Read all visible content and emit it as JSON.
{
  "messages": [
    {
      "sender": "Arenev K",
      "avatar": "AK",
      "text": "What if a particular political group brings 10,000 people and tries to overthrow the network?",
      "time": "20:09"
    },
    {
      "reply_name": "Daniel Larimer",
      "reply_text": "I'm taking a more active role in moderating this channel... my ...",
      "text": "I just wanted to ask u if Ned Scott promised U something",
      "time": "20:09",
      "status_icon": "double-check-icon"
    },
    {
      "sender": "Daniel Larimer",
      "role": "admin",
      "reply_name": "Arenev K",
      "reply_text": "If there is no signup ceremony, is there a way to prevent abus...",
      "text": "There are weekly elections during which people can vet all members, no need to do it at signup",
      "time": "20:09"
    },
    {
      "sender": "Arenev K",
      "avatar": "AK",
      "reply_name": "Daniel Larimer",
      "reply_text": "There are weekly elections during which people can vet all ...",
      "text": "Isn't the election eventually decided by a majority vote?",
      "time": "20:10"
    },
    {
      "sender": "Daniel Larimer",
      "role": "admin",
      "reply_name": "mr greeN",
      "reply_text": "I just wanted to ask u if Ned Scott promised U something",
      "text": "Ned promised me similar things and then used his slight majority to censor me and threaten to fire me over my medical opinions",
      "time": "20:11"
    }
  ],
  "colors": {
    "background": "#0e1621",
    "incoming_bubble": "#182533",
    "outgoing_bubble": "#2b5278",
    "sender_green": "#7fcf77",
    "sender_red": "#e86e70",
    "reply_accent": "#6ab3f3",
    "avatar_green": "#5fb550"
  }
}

☆ ☆ ☆ ☆ ☆ ☆ ☆

→ **Work required**:
Copy each line in the data that holds the word "time".

→ **Exercise answer**:
      "time": "20:09"
      "time": "20:09",
      "time": "20:09"
      "time": "20:10"
      "time": "20:11"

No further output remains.